*** INFORMATION GIVEN

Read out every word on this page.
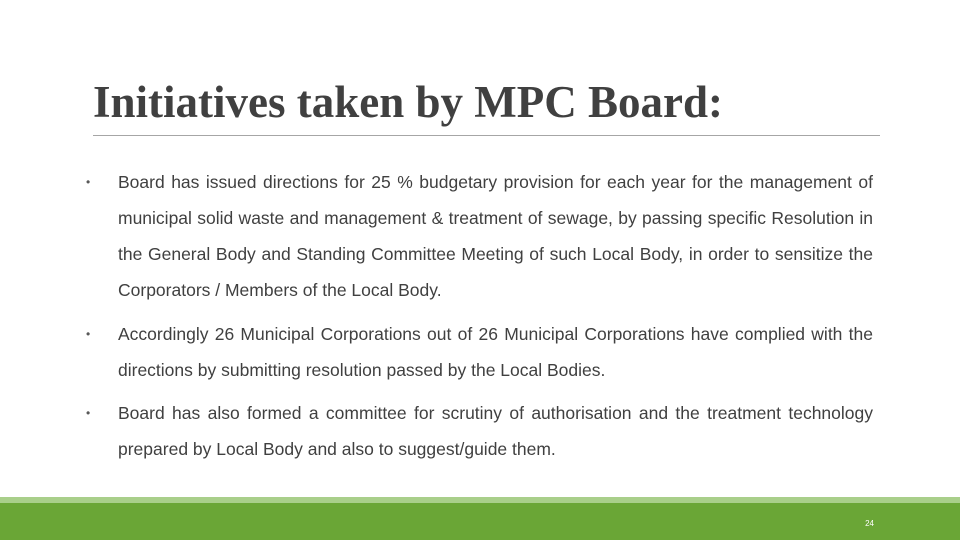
Initiatives taken by MPC Board:
• Board has issued directions for 25 % budgetary provision for each year for the management of municipal solid waste and management & treatment of sewage, by passing specific Resolution in the General Body and Standing Committee Meeting of such Local Body, in order to sensitize the Corporators / Members of the Local Body.
• Accordingly 26 Municipal Corporations out of 26 Municipal Corporations have complied with the directions by submitting resolution passed by the Local Bodies.
• Board has also formed a committee for scrutiny of authorisation and the treatment technology prepared by Local Body and also to suggest/guide them.
24
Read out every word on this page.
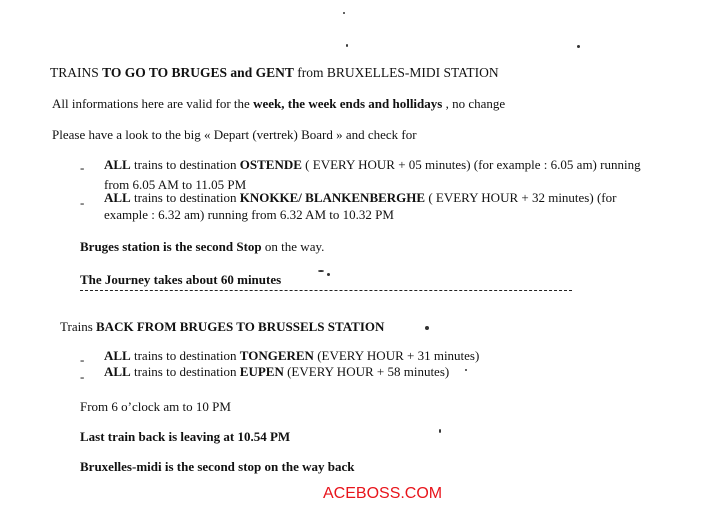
TRAINS TO GO TO BRUGES and GENT from BRUXELLES-MIDI STATION
All informations here are valid for the week, the week ends and hollidays , no change
Please have a look to the big « Depart (vertrek) Board » and check for
- ALL trains to destination OSTENDE ( EVERY HOUR + 05 minutes) (for example : 6.05 am) running
from 6.05 AM to 11.05 PM
- ALL trains to destination KNOKKE/ BLANKENBERGHE ( EVERY HOUR + 32 minutes) (for
example : 6.32 am) running from 6.32 AM to 10.32 PM
Bruges station is the second Stop on the way.
The Journey takes about 60 minutes
Trains BACK FROM BRUGES TO BRUSSELS STATION
- ALL trains to destination TONGEREN (EVERY HOUR + 31 minutes)
- ALL trains to destination EUPEN (EVERY HOUR + 58 minutes)
From 6 o’clock am to 10 PM
Last train back is leaving at 10.54 PM
Bruxelles-midi is the second stop on the way back
ACEBOSS.COM
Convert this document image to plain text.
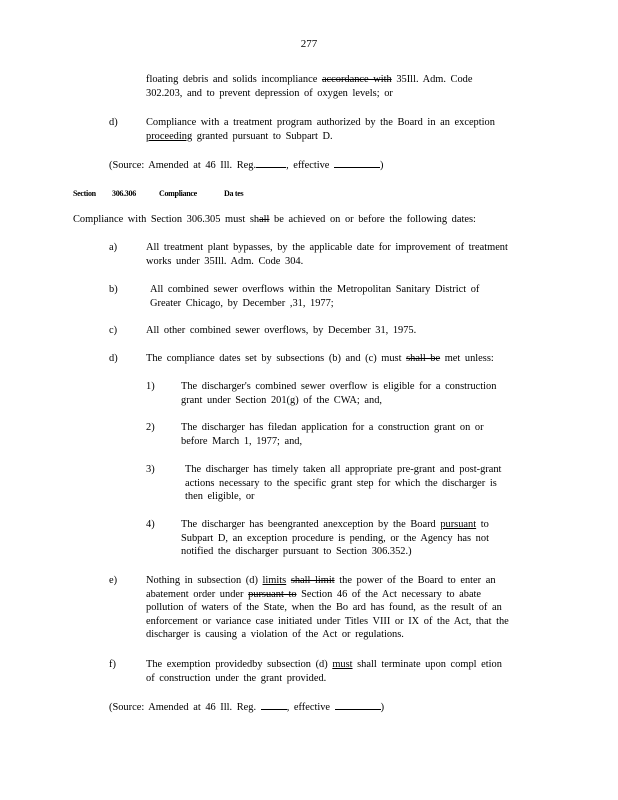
277

floating debris and solids incompliance accordance with 35Ill. Adm. Code

302.203, and to prevent depression of oxygen levels; or

d)	Compliance with a treatment program authorized by the Board in an exception

proceeding granted pursuant to Subpart D.

(Source: Amended at 46 Ill. Reg.	, effective	)

Section 306.306	Compliance	Da tes

Compliance with Section 306.305 must shall be achieved on or before the following dates:

a)	All treatment plant bypasses, by the applicable date for improvement of treatment

works under 35Ill. Adm. Code 304.

b)	All combined sewer overflows within the Metropolitan Sanitary District of

Greater Chicago, by December ,31, 1977;

c)	All other combined sewer overflows, by December 31, 1975.

d)	The compliance dates set by subsections (b) and (c) must shall be met unless:

1)	The discharger's combined sewer overflow is eligible for a construction

grant under Section 201(g) of the CWA; and,

2)	The discharger has filedan application for a construction grant on or

before March 1, 1977; and,

3)	The discharger has timely taken all appropriate pre-grant and post-grant

actions necessary to the specific grant step for which the discharger is

then eligible, or

4)	The discharger has beengranted anexception by the Board pursuant to

Subpart D, an exception procedure is pending, or the Agency has not

notified the discharger pursuant to Section 306.352.)

e)	Nothing in subsection (d) limits shall limit the power of the Board to enter an

abatement order under pursuant to Section 46 of the Act necessary to abate

pollution of waters of the State, when the Bo ard has found, as the result of an

enforcement or variance case initiated under Titles VIII or IX of the Act, that the

discharger is causing a violation of the Act or regulations.

f)	The exemption providedby subsection (d) must shall terminate upon compl etion

of construction under the grant provided.

(Source: Amended at 46 Ill. Reg.	, effective	)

******

__THE PROBLEM__.
Pick out all the lines with the word "sewer" in them and copy them.

__SOLUTION FOR THIS EXERCISE__.
b)	All combined sewer overflows within the Metropolitan Sanitary District of
c)	All other combined sewer overflows, by December 31, 1975.
1)	The discharger's combined sewer overflow is eligible for a construction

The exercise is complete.